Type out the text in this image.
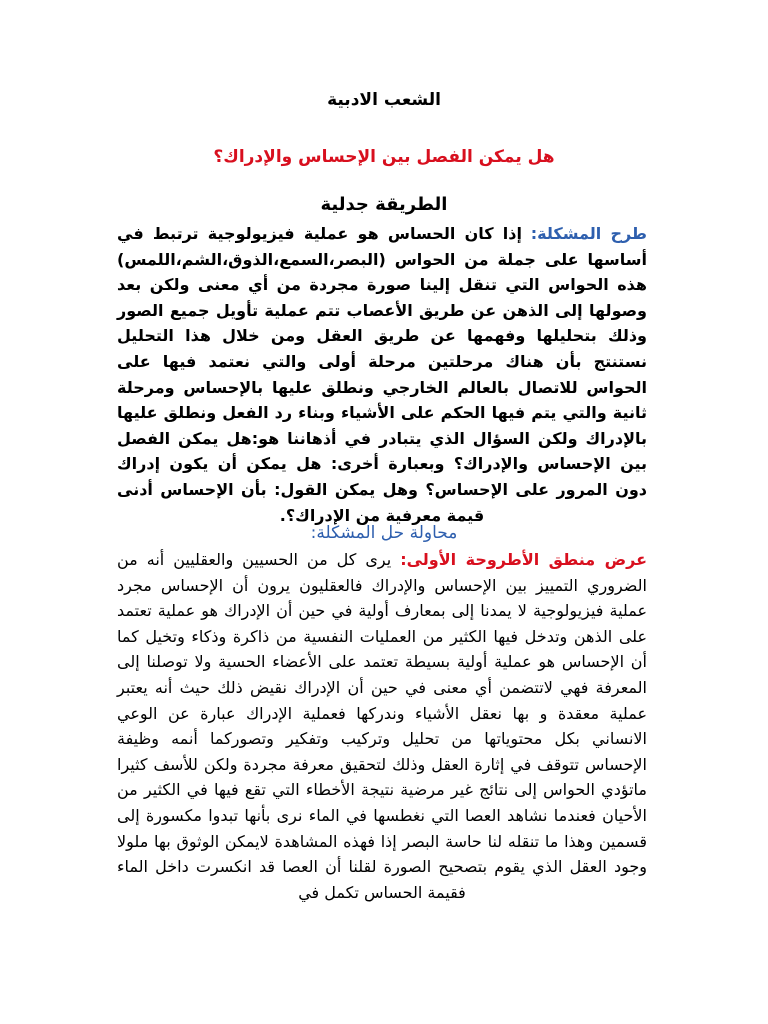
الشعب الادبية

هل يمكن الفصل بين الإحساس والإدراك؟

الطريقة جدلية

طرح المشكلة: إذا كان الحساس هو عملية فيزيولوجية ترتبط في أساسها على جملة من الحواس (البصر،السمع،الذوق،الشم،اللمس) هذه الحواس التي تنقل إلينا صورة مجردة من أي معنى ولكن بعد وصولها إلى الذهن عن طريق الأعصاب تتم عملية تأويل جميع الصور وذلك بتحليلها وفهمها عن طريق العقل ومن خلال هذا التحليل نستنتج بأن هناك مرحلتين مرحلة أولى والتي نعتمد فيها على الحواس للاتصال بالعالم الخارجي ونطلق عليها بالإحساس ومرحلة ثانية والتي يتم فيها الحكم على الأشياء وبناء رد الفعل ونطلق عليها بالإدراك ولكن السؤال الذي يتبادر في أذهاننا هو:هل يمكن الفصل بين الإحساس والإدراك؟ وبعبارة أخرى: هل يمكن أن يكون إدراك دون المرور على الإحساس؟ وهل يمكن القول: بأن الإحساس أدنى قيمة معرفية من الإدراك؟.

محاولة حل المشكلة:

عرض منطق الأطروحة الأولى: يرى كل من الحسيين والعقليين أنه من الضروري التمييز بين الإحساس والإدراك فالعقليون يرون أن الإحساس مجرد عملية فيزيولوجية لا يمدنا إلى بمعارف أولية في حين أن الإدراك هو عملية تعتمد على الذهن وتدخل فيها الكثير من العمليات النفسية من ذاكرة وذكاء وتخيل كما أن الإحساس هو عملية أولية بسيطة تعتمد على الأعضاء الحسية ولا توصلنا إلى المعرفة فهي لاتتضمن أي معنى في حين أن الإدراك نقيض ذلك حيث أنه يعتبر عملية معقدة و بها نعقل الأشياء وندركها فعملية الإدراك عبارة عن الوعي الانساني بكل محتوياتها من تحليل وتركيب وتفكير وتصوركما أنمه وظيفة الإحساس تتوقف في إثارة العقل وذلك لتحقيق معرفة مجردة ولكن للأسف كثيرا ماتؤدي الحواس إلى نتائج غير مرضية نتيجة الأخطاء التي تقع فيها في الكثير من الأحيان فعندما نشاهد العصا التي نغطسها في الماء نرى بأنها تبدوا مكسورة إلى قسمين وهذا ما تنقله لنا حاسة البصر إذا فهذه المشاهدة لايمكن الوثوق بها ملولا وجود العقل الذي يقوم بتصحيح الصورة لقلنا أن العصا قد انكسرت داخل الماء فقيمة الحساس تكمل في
::::
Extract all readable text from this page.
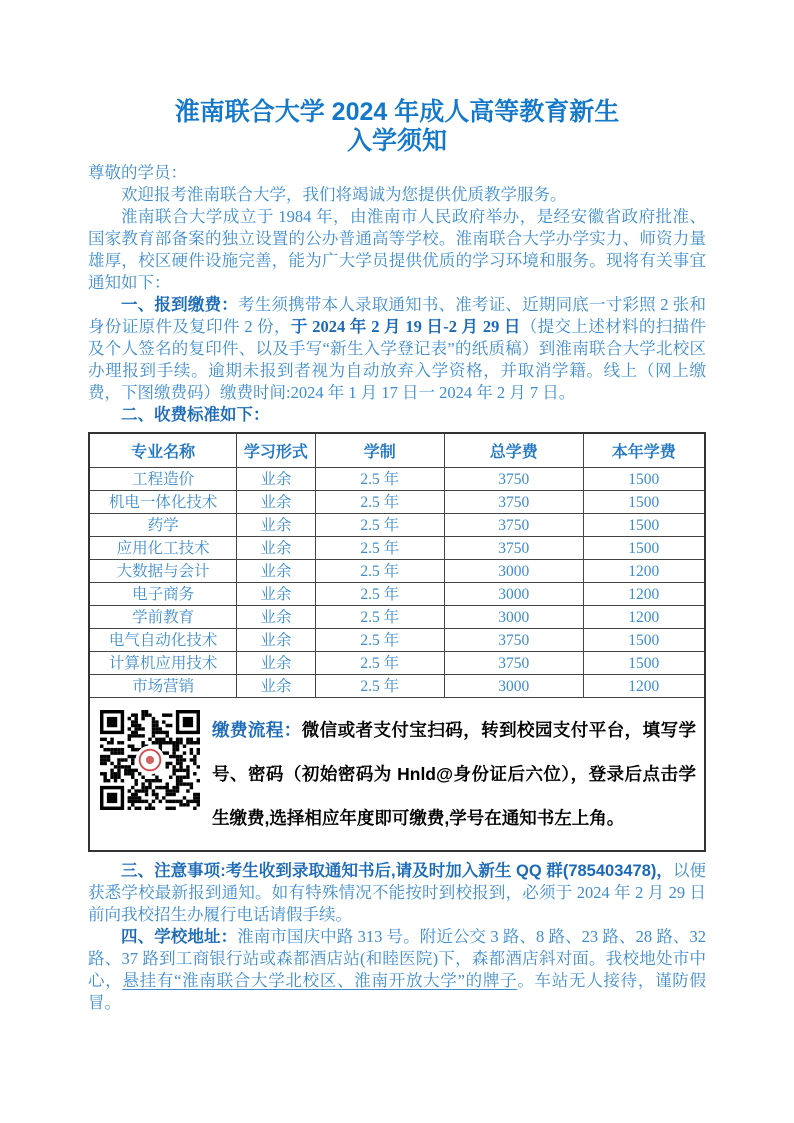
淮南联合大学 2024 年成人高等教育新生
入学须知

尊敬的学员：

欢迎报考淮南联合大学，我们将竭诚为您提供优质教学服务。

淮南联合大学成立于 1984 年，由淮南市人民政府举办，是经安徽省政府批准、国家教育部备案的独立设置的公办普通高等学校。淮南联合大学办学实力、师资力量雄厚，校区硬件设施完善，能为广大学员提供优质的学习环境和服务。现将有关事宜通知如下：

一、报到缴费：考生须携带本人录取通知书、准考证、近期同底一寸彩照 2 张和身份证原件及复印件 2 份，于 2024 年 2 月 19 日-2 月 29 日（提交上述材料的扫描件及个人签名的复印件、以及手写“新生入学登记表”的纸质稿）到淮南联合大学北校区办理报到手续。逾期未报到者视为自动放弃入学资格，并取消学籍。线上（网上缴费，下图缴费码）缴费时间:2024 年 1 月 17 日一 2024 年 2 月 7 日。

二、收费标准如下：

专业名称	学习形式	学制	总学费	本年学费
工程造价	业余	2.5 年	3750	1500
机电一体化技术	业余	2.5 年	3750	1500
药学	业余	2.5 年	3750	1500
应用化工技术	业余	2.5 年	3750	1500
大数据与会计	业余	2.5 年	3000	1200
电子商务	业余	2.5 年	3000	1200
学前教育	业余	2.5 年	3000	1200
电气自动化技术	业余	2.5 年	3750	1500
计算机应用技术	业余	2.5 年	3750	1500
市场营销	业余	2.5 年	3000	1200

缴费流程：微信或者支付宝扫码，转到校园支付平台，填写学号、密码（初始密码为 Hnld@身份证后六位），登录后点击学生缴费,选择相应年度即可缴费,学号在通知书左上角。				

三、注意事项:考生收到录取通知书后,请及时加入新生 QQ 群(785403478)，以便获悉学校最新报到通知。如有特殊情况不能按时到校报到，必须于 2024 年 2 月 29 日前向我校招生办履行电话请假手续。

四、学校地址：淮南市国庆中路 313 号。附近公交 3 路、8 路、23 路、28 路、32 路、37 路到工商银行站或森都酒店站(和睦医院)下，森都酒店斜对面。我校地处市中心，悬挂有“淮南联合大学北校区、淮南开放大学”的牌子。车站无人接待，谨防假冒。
::::
**What to do**
Where a line in the material above holds "text", copy that line.

**Written answer**
Type out the text in this image.
Extract all readable text from this page.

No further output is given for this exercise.